◆ GIVEN TASK
Select, from the data, each line where "false" occurs.

◆ Records about charts and figures
►

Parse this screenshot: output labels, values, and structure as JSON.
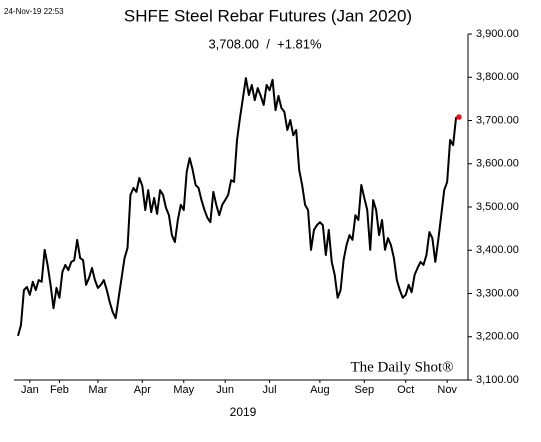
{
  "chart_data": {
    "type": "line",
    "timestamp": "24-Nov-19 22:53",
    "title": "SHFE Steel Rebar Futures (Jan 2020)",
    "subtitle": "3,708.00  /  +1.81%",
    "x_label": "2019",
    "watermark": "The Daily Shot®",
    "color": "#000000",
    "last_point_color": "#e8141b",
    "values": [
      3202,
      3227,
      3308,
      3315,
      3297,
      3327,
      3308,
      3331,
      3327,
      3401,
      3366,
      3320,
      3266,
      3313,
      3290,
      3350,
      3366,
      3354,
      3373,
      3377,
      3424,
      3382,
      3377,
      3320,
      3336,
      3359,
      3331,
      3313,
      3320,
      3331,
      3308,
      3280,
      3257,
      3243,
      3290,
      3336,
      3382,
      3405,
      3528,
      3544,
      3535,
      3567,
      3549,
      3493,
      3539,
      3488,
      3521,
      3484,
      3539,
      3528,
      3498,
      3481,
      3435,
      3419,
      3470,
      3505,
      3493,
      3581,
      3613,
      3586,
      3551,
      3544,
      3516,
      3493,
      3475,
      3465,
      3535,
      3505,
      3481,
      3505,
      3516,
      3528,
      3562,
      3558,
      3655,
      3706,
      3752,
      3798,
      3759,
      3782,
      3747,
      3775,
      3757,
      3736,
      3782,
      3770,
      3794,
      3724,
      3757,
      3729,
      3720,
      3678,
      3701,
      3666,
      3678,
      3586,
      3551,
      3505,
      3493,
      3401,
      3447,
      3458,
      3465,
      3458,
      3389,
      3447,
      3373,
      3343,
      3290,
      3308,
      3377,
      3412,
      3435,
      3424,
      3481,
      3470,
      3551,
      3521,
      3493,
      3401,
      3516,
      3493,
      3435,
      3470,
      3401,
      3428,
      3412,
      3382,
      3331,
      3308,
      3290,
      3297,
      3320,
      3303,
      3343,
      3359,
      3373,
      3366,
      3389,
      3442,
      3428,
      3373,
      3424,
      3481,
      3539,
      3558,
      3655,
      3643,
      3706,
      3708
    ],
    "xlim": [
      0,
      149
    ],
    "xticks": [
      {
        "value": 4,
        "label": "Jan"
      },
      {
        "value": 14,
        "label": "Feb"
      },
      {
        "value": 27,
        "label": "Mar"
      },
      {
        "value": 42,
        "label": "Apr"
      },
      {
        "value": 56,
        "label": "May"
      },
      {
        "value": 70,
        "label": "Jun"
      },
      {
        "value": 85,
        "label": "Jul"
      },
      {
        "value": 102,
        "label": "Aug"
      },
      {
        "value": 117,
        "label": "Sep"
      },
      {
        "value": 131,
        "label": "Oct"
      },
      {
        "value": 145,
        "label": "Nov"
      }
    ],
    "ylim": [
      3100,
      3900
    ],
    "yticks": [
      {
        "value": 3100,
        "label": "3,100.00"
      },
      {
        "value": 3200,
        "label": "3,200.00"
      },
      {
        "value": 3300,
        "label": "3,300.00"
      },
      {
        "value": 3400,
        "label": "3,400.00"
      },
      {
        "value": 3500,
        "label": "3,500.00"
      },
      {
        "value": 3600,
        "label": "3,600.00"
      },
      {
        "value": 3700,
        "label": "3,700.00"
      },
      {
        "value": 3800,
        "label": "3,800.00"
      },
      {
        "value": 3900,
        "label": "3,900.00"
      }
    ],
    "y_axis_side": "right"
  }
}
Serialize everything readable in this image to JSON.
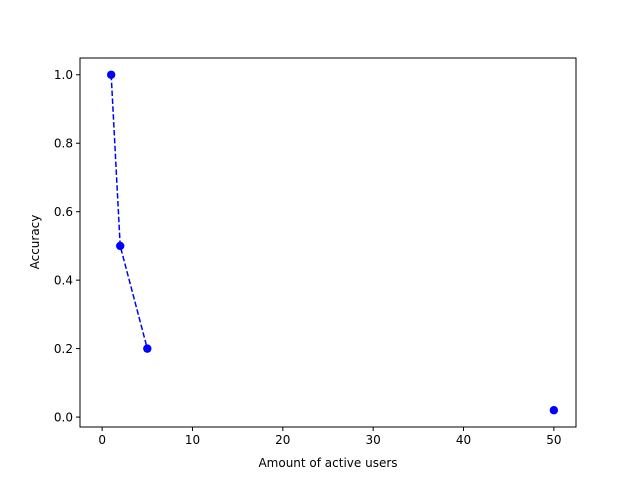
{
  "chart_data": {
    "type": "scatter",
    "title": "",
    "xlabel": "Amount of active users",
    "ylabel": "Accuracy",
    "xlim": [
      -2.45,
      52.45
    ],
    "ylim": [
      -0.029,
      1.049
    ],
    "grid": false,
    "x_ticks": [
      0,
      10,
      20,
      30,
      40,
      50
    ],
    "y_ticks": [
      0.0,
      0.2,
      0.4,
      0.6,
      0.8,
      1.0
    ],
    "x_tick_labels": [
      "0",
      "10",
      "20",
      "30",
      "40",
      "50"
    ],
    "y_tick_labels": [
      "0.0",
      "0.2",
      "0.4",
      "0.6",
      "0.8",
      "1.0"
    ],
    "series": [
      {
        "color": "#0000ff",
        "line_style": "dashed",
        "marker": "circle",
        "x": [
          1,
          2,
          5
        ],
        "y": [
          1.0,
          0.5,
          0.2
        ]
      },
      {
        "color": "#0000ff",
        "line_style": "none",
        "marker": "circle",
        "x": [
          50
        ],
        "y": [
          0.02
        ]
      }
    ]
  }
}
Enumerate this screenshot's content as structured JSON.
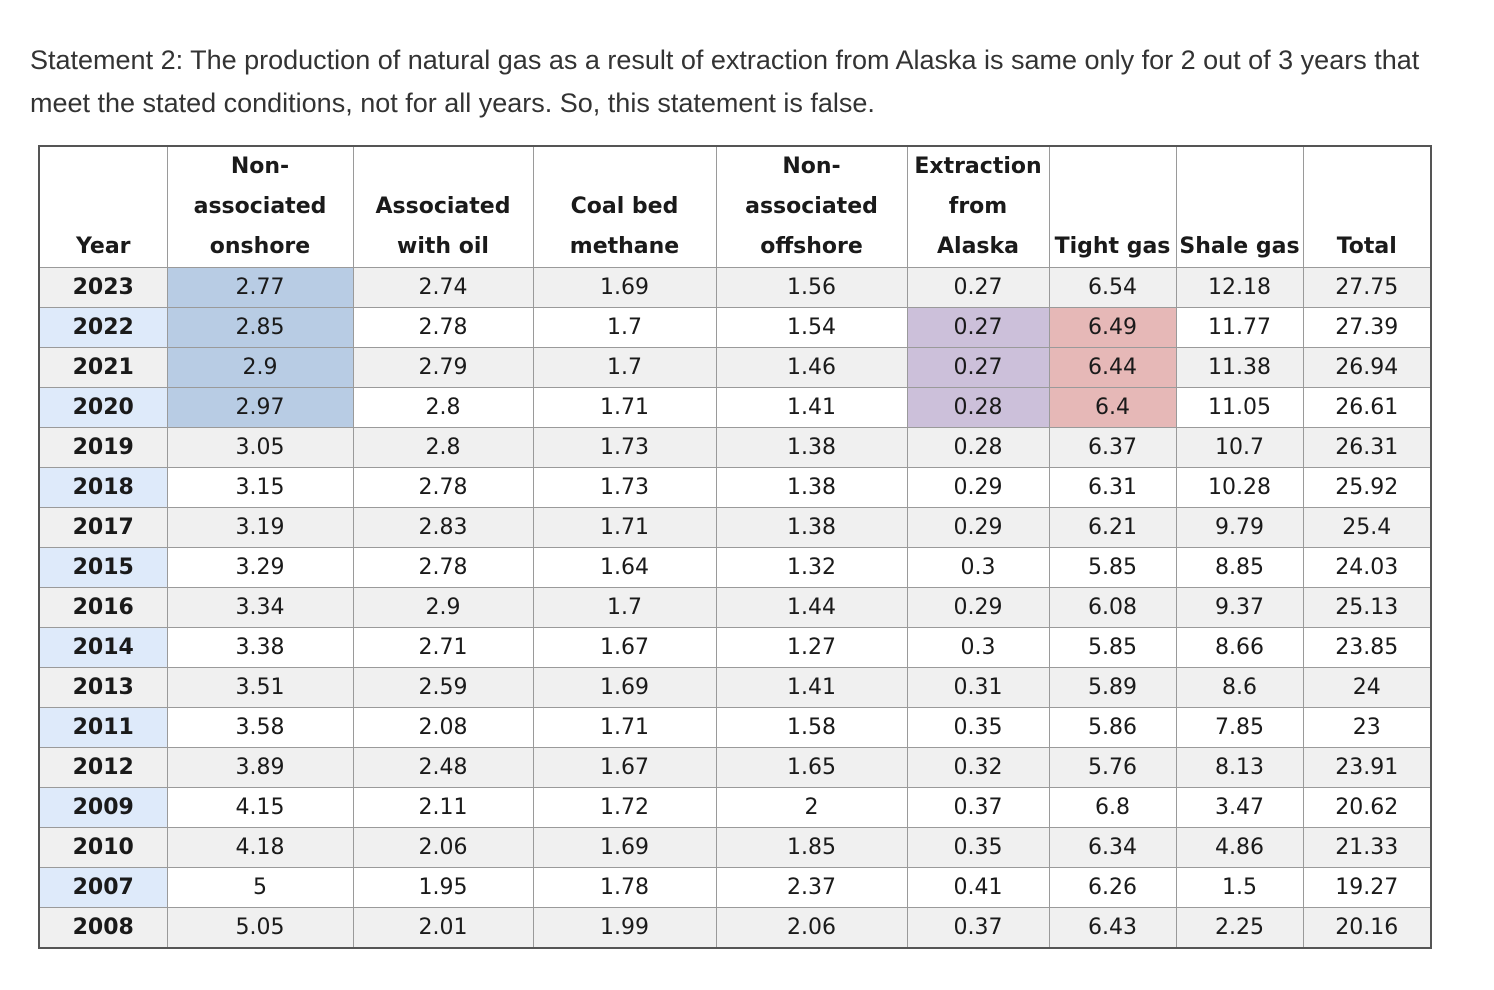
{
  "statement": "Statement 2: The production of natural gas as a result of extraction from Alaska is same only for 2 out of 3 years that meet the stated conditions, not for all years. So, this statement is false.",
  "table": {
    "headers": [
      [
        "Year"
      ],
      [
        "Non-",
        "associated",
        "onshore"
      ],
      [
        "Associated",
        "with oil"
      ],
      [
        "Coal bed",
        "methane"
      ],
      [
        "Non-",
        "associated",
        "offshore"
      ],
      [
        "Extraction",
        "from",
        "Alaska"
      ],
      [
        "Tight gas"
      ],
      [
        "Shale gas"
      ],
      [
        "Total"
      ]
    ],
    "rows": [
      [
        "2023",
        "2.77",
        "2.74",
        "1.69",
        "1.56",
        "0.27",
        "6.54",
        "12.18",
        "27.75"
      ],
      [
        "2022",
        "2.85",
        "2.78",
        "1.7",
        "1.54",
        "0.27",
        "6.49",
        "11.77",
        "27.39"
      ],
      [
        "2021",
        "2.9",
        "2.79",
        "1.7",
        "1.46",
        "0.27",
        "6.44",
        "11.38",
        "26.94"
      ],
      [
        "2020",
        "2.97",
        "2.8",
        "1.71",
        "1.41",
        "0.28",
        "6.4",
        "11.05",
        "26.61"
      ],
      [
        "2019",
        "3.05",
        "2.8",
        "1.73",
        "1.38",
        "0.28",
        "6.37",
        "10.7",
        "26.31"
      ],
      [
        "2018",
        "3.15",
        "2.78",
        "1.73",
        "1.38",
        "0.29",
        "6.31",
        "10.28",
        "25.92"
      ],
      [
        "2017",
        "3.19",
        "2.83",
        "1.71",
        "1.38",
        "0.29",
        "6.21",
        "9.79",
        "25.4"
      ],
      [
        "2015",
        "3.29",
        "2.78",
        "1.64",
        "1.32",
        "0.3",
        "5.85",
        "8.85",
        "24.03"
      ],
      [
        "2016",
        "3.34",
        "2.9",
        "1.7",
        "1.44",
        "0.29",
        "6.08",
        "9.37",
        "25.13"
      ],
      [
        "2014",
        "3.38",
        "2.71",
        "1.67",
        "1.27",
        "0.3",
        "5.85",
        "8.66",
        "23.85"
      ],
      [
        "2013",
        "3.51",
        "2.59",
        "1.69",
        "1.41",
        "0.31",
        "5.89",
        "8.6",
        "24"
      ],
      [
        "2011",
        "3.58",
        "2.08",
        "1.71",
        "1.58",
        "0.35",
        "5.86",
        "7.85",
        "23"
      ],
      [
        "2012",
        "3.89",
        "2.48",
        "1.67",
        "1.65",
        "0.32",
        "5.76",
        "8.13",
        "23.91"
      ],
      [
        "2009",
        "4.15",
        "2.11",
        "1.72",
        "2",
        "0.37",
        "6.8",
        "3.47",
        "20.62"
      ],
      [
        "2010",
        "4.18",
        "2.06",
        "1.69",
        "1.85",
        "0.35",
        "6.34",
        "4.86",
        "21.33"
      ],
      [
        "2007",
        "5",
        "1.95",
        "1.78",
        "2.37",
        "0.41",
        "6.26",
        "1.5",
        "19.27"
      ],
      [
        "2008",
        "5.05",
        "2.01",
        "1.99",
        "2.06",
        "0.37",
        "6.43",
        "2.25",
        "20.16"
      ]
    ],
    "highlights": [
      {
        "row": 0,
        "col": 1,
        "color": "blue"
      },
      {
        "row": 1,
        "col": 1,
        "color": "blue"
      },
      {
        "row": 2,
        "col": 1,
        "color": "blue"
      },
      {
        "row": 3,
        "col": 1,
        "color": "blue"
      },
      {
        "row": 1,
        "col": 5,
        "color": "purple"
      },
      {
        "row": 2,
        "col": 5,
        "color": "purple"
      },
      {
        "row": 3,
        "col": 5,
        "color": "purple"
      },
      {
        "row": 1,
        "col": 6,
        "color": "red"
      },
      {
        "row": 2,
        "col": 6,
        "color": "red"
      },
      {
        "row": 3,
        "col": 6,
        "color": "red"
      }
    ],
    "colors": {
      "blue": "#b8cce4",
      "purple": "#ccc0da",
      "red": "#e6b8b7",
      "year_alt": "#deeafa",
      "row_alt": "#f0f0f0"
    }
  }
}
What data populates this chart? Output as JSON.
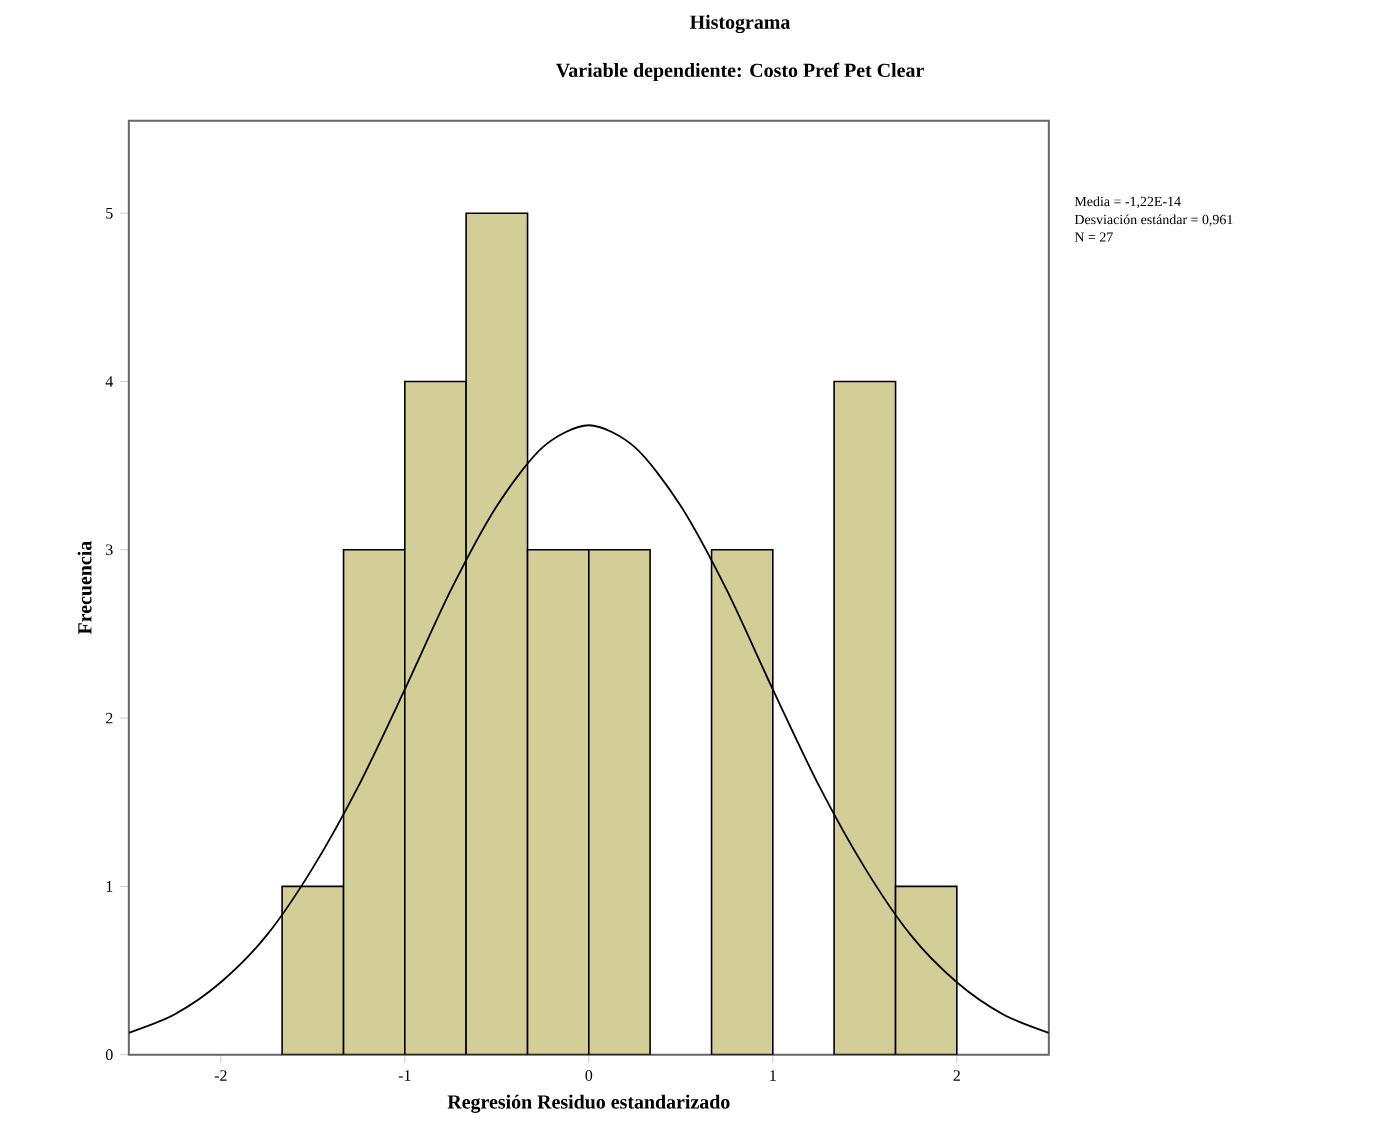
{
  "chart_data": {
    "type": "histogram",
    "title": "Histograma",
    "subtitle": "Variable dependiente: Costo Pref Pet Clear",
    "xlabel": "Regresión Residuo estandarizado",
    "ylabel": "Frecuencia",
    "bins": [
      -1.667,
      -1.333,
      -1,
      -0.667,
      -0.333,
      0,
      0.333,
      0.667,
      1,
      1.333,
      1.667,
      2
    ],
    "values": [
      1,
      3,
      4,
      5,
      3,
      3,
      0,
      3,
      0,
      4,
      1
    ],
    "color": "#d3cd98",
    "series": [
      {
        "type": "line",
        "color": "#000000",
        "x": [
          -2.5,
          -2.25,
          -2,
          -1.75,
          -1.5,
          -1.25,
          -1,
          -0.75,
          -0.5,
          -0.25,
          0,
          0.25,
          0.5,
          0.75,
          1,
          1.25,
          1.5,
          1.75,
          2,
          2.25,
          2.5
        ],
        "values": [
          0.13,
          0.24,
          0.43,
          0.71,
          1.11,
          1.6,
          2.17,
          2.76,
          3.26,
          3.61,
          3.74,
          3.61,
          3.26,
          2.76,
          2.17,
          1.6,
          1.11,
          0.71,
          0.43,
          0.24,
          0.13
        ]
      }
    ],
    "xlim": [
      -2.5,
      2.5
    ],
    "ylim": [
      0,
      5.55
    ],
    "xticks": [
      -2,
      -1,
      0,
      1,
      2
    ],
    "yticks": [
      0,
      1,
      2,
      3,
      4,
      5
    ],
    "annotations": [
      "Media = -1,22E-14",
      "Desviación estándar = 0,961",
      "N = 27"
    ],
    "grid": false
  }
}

◄

◆ FINAL RESULT
    "grid": false,
  "statement": "Statement 2: The production of natural gas as a result of extraction from Alaska is same only for 2 out of 3 years that meet the stated conditions, not for all years. So, this statement is false.",
    "grid": false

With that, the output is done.